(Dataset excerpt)
┄┄┄┄┄┄

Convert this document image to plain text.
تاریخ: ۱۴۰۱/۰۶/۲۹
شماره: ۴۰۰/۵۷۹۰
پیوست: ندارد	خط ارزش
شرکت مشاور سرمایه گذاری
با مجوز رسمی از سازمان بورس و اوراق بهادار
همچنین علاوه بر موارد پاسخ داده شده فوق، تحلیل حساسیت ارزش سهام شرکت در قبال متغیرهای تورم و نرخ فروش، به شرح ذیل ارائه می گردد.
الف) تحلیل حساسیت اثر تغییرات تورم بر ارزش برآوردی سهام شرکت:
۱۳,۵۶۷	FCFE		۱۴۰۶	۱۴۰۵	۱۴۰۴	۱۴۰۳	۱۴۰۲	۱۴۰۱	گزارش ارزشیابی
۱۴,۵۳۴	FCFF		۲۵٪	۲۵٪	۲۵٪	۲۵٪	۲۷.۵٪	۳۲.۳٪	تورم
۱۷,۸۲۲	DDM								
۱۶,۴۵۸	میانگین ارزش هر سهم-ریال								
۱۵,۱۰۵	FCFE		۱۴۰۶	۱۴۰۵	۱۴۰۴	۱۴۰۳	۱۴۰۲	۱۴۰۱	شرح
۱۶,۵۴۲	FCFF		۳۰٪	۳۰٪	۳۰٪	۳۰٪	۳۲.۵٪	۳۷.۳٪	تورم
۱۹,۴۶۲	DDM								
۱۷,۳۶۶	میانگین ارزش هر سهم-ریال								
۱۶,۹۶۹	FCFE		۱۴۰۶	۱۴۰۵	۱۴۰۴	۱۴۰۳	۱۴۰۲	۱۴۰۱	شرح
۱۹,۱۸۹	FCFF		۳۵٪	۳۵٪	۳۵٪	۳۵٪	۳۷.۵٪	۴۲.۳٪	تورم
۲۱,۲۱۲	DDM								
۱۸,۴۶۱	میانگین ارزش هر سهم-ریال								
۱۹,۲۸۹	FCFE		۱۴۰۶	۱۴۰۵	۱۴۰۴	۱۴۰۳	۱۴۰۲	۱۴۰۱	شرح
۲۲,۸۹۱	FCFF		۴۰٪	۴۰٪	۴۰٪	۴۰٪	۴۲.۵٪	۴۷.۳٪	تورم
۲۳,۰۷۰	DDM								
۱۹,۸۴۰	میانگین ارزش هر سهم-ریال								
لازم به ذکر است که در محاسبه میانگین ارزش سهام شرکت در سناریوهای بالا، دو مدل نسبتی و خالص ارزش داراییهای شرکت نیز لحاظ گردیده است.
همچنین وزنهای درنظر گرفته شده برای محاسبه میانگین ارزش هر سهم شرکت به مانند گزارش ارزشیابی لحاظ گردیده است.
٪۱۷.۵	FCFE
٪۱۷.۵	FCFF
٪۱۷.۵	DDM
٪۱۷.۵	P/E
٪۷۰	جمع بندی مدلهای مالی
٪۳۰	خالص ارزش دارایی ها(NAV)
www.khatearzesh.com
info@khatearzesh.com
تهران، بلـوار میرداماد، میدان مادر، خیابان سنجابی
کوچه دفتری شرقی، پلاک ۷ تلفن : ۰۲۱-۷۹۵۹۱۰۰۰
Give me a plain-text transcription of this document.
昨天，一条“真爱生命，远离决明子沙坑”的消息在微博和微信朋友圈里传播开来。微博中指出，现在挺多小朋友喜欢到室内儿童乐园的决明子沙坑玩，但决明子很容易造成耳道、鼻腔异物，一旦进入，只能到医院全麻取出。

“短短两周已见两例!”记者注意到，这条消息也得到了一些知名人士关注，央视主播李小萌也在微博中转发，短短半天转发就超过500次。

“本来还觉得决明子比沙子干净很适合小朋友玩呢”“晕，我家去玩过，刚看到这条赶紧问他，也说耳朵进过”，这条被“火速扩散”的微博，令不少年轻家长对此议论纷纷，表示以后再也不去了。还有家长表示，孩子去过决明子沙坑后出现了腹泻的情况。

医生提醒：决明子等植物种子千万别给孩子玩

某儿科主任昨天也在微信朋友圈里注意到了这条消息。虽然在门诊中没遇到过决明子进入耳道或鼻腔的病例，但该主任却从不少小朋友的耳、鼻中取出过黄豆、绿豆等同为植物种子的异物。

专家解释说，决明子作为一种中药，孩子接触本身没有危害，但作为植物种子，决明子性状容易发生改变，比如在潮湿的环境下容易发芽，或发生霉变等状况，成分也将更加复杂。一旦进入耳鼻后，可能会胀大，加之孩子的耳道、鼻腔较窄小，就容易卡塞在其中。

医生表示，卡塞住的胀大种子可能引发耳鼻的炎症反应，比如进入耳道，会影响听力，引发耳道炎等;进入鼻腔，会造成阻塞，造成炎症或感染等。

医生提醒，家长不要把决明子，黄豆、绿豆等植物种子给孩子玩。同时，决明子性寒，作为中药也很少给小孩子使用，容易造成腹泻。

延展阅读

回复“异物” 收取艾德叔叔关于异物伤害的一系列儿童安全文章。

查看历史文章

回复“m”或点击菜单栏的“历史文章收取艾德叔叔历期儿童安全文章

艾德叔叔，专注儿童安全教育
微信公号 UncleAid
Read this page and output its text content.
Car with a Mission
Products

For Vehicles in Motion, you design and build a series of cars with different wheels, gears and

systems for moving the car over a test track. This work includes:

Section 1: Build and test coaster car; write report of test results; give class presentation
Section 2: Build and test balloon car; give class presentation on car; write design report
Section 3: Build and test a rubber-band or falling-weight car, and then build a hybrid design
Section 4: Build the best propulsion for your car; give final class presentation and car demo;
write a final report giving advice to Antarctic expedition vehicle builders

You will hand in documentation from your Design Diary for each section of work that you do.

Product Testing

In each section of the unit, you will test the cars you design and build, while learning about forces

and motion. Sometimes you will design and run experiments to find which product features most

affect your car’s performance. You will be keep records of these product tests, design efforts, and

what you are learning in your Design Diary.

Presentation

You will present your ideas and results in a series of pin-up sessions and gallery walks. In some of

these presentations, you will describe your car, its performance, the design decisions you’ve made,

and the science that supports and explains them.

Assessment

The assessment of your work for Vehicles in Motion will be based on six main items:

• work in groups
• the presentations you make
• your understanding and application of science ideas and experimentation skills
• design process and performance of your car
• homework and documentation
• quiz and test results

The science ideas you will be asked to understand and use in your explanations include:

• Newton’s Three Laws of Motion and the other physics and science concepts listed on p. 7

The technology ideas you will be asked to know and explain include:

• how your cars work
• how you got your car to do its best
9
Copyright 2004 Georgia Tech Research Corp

┄┄┄┄┄┄

### [What is required]
Copy out the material word for word and line for line.

### [Answer to this problem]
Convert this document image to plain text.
تاریخ: ۱۴۰۱/۰۶/۲۹
شماره: ۴۰۰/۵۷۹۰
پیوست: ندارد	خط ارزش
شرکت مشاور سرمایه گذاری
با مجوز رسمی از سازمان بورس و اوراق بهادار
همچنین علاوه بر موارد پاسخ داده شده فوق، تحلیل حساسیت ارزش سهام شرکت در قبال متغیرهای تورم و نرخ فروش، به شرح ذیل ارائه می گردد.
الف) تحلیل حساسیت اثر تغییرات تورم بر ارزش برآوردی سهام شرکت:
۱۳,۵۶۷	FCFE		۱۴۰۶	۱۴۰۵	۱۴۰۴	۱۴۰۳	۱۴۰۲	۱۴۰۱	گزارش ارزشیابی
۱۴,۵۳۴	FCFF		۲۵٪	۲۵٪	۲۵٪	۲۵٪	۲۷.۵٪	۳۲.۳٪	تورم
۱۷,۸۲۲	DDM								
۱۶,۴۵۸	میانگین ارزش هر سهم-ریال								
۱۵,۱۰۵	FCFE		۱۴۰۶	۱۴۰۵	۱۴۰۴	۱۴۰۳	۱۴۰۲	۱۴۰۱	شرح
۱۶,۵۴۲	FCFF		۳۰٪	۳۰٪	۳۰٪	۳۰٪	۳۲.۵٪	۳۷.۳٪	تورم
۱۹,۴۶۲	DDM								
۱۷,۳۶۶	میانگین ارزش هر سهم-ریال								
۱۶,۹۶۹	FCFE		۱۴۰۶	۱۴۰۵	۱۴۰۴	۱۴۰۳	۱۴۰۲	۱۴۰۱	شرح
۱۹,۱۸۹	FCFF		۳۵٪	۳۵٪	۳۵٪	۳۵٪	۳۷.۵٪	۴۲.۳٪	تورم
۲۱,۲۱۲	DDM								
۱۸,۴۶۱	میانگین ارزش هر سهم-ریال								
۱۹,۲۸۹	FCFE		۱۴۰۶	۱۴۰۵	۱۴۰۴	۱۴۰۳	۱۴۰۲	۱۴۰۱	شرح
۲۲,۸۹۱	FCFF		۴۰٪	۴۰٪	۴۰٪	۴۰٪	۴۲.۵٪	۴۷.۳٪	تورم
۲۳,۰۷۰	DDM								
۱۹,۸۴۰	میانگین ارزش هر سهم-ریال								
لازم به ذکر است که در محاسبه میانگین ارزش سهام شرکت در سناریوهای بالا، دو مدل نسبتی و خالص ارزش داراییهای شرکت نیز لحاظ گردیده است.
همچنین وزنهای درنظر گرفته شده برای محاسبه میانگین ارزش هر سهم شرکت به مانند گزارش ارزشیابی لحاظ گردیده است.
٪۱۷.۵	FCFE
٪۱۷.۵	FCFF
٪۱۷.۵	DDM
٪۱۷.۵	P/E
٪۷۰	جمع بندی مدلهای مالی
٪۳۰	خالص ارزش دارایی ها(NAV)
www.khatearzesh.com
info@khatearzesh.com
تهران، بلـوار میرداماد، میدان مادر، خیابان سنجابی
کوچه دفتری شرقی، پلاک ۷ تلفن : ۰۲۱-۷۹۵۹۱۰۰۰
Give me a plain-text transcription of this document.
昨天，一条“真爱生命，远离决明子沙坑”的消息在微博和微信朋友圈里传播开来。微博中指出，现在挺多小朋友喜欢到室内儿童乐园的决明子沙坑玩，但决明子很容易造成耳道、鼻腔异物，一旦进入，只能到医院全麻取出。

“短短两周已见两例!”记者注意到，这条消息也得到了一些知名人士关注，央视主播李小萌也在微博中转发，短短半天转发就超过500次。

“本来还觉得决明子比沙子干净很适合小朋友玩呢”“晕，我家去玩过，刚看到这条赶紧问他，也说耳朵进过”，这条被“火速扩散”的微博，令不少年轻家长对此议论纷纷，表示以后再也不去了。还有家长表示，孩子去过决明子沙坑后出现了腹泻的情况。

医生提醒：决明子等植物种子千万别给孩子玩

某儿科主任昨天也在微信朋友圈里注意到了这条消息。虽然在门诊中没遇到过决明子进入耳道或鼻腔的病例，但该主任却从不少小朋友的耳、鼻中取出过黄豆、绿豆等同为植物种子的异物。

专家解释说，决明子作为一种中药，孩子接触本身没有危害，但作为植物种子，决明子性状容易发生改变，比如在潮湿的环境下容易发芽，或发生霉变等状况，成分也将更加复杂。一旦进入耳鼻后，可能会胀大，加之孩子的耳道、鼻腔较窄小，就容易卡塞在其中。

医生表示，卡塞住的胀大种子可能引发耳鼻的炎症反应，比如进入耳道，会影响听力，引发耳道炎等;进入鼻腔，会造成阻塞，造成炎症或感染等。

医生提醒，家长不要把决明子，黄豆、绿豆等植物种子给孩子玩。同时，决明子性寒，作为中药也很少给小孩子使用，容易造成腹泻。

延展阅读

回复“异物” 收取艾德叔叔关于异物伤害的一系列儿童安全文章。

查看历史文章

回复“m”或点击菜单栏的“历史文章收取艾德叔叔历期儿童安全文章

艾德叔叔，专注儿童安全教育
微信公号 UncleAid
Read this page and output its text content.
Car with a Mission
Products

For Vehicles in Motion, you design and build a series of cars with different wheels, gears and

systems for moving the car over a test track. This work includes:

Section 1: Build and test coaster car; write report of test results; give class presentation
Section 2: Build and test balloon car; give class presentation on car; write design report
Section 3: Build and test a rubber-band or falling-weight car, and then build a hybrid design
Section 4: Build the best propulsion for your car; give final class presentation and car demo;
write a final report giving advice to Antarctic expedition vehicle builders

You will hand in documentation from your Design Diary for each section of work that you do.

Product Testing

In each section of the unit, you will test the cars you design and build, while learning about forces

and motion. Sometimes you will design and run experiments to find which product features most

affect your car’s performance. You will be keep records of these product tests, design efforts, and

what you are learning in your Design Diary.

Presentation

You will present your ideas and results in a series of pin-up sessions and gallery walks. In some of

these presentations, you will describe your car, its performance, the design decisions you’ve made,

and the science that supports and explains them.

Assessment

The assessment of your work for Vehicles in Motion will be based on six main items:

• work in groups
• the presentations you make
• your understanding and application of science ideas and experimentation skills
• design process and performance of your car
• homework and documentation
• quiz and test results

The science ideas you will be asked to understand and use in your explanations include:

• Newton’s Three Laws of Motion and the other physics and science concepts listed on p. 7

The technology ideas you will be asked to know and explain include:

• how your cars work
• how you got your car to do its best
9
Copyright 2004 Georgia Tech Research Corp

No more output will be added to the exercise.